Stated goal: Omit every picture, then give all the entries again exactly.
— begin Supplied material —
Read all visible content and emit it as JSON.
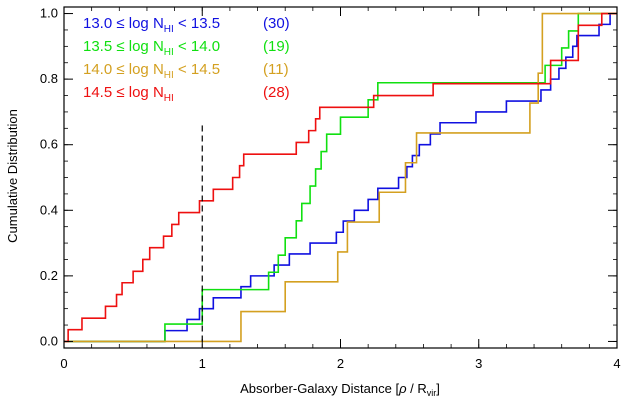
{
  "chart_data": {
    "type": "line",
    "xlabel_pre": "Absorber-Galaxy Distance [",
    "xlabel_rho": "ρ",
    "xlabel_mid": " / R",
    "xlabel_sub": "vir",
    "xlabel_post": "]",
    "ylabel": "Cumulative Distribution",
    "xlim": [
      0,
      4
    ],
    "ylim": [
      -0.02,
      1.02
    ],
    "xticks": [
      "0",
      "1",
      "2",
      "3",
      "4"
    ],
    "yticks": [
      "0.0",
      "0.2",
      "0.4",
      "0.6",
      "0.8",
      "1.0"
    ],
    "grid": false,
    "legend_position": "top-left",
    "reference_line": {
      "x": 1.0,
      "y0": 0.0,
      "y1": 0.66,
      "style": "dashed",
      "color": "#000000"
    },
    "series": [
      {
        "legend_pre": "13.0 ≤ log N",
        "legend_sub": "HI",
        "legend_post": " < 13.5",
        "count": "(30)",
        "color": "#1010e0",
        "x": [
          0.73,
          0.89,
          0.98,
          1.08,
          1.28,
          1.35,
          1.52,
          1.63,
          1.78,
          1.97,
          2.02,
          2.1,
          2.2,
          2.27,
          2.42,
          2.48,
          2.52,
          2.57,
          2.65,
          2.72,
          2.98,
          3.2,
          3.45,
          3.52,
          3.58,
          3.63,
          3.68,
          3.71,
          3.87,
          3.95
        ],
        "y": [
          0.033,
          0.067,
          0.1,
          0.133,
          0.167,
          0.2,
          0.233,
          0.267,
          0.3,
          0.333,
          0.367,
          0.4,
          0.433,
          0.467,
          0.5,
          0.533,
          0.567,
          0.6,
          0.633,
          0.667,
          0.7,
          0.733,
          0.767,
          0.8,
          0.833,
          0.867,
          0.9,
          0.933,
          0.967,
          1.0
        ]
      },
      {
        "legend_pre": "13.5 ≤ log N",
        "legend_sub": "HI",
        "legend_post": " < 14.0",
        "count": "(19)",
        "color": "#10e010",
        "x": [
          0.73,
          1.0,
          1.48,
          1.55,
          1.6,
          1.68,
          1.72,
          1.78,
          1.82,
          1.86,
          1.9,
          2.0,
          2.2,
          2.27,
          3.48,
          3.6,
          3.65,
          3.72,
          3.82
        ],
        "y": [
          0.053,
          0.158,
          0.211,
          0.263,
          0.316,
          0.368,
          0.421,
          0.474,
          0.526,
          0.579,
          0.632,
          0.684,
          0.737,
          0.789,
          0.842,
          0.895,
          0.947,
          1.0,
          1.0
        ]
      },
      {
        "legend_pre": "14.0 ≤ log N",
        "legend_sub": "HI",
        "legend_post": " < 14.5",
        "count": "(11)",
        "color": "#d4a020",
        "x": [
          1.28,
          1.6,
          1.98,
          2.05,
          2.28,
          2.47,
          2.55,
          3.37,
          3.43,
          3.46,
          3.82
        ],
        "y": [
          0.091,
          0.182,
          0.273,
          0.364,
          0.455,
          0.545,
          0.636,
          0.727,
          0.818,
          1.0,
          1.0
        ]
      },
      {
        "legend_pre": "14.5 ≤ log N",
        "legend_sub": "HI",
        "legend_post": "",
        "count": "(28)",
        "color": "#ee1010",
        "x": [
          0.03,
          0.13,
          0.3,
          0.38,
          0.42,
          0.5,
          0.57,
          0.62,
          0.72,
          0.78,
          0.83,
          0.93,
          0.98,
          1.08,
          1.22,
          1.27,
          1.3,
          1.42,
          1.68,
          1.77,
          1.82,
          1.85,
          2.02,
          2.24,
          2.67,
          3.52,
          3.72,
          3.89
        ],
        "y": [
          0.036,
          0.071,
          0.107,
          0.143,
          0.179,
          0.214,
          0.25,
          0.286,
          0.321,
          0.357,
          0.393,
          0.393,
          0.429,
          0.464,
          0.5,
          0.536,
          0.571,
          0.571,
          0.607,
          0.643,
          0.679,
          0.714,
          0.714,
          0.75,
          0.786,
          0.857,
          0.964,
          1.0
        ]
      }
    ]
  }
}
— end Supplied material —
Task response:
Read all visible content and emit it as JSON.
{
  "chart_data": {
    "type": "line",
    "xlabel_pre": "Absorber-Galaxy Distance [",
    "xlabel_rho": "ρ",
    "xlabel_mid": " / R",
    "xlabel_sub": "vir",
    "xlabel_post": "]",
    "ylabel": "Cumulative Distribution",
    "xlim": [
      0,
      4
    ],
    "ylim": [
      -0.02,
      1.02
    ],
    "xticks": [
      "0",
      "1",
      "2",
      "3",
      "4"
    ],
    "yticks": [
      "0.0",
      "0.2",
      "0.4",
      "0.6",
      "0.8",
      "1.0"
    ],
    "grid": false,
    "legend_position": "top-left",
    "reference_line": {
      "x": 1.0,
      "y0": 0.0,
      "y1": 0.66,
      "style": "dashed",
      "color": "#000000"
    },
    "series": [
      {
        "legend_pre": "13.0 ≤ log N",
        "legend_sub": "HI",
        "legend_post": " < 13.5",
        "count": "(30)",
        "color": "#1010e0",
        "x": [
          0.73,
          0.89,
          0.98,
          1.08,
          1.28,
          1.35,
          1.52,
          1.63,
          1.78,
          1.97,
          2.02,
          2.1,
          2.2,
          2.27,
          2.42,
          2.48,
          2.52,
          2.57,
          2.65,
          2.72,
          2.98,
          3.2,
          3.45,
          3.52,
          3.58,
          3.63,
          3.68,
          3.71,
          3.87,
          3.95
        ],
        "y": [
          0.033,
          0.067,
          0.1,
          0.133,
          0.167,
          0.2,
          0.233,
          0.267,
          0.3,
          0.333,
          0.367,
          0.4,
          0.433,
          0.467,
          0.5,
          0.533,
          0.567,
          0.6,
          0.633,
          0.667,
          0.7,
          0.733,
          0.767,
          0.8,
          0.833,
          0.867,
          0.9,
          0.933,
          0.967,
          1.0
        ]
      },
      {
        "legend_pre": "13.5 ≤ log N",
        "legend_sub": "HI",
        "legend_post": " < 14.0",
        "count": "(19)",
        "color": "#10e010",
        "x": [
          0.73,
          1.0,
          1.48,
          1.55,
          1.6,
          1.68,
          1.72,
          1.78,
          1.82,
          1.86,
          1.9,
          2.0,
          2.2,
          2.27,
          3.48,
          3.6,
          3.65,
          3.72,
          3.82
        ],
        "y": [
          0.053,
          0.158,
          0.211,
          0.263,
          0.316,
          0.368,
          0.421,
          0.474,
          0.526,
          0.579,
          0.632,
          0.684,
          0.737,
          0.789,
          0.842,
          0.895,
          0.947,
          1.0,
          1.0
        ]
      },
      {
        "legend_pre": "14.0 ≤ log N",
        "legend_sub": "HI",
        "legend_post": " < 14.5",
        "count": "(11)",
        "color": "#d4a020",
        "x": [
          1.28,
          1.6,
          1.98,
          2.05,
          2.28,
          2.47,
          2.55,
          3.37,
          3.43,
          3.46,
          3.82
        ],
        "y": [
          0.091,
          0.182,
          0.273,
          0.364,
          0.455,
          0.545,
          0.636,
          0.727,
          0.818,
          1.0,
          1.0
        ]
      },
      {
        "legend_pre": "14.5 ≤ log N",
        "legend_sub": "HI",
        "legend_post": "",
        "count": "(28)",
        "color": "#ee1010",
        "x": [
          0.03,
          0.13,
          0.3,
          0.38,
          0.42,
          0.5,
          0.57,
          0.62,
          0.72,
          0.78,
          0.83,
          0.93,
          0.98,
          1.08,
          1.22,
          1.27,
          1.3,
          1.42,
          1.68,
          1.77,
          1.82,
          1.85,
          2.02,
          2.24,
          2.67,
          3.52,
          3.72,
          3.89
        ],
        "y": [
          0.036,
          0.071,
          0.107,
          0.143,
          0.179,
          0.214,
          0.25,
          0.286,
          0.321,
          0.357,
          0.393,
          0.393,
          0.429,
          0.464,
          0.5,
          0.536,
          0.571,
          0.571,
          0.607,
          0.643,
          0.679,
          0.714,
          0.714,
          0.75,
          0.786,
          0.857,
          0.964,
          1.0
        ]
      }
    ]
  }
}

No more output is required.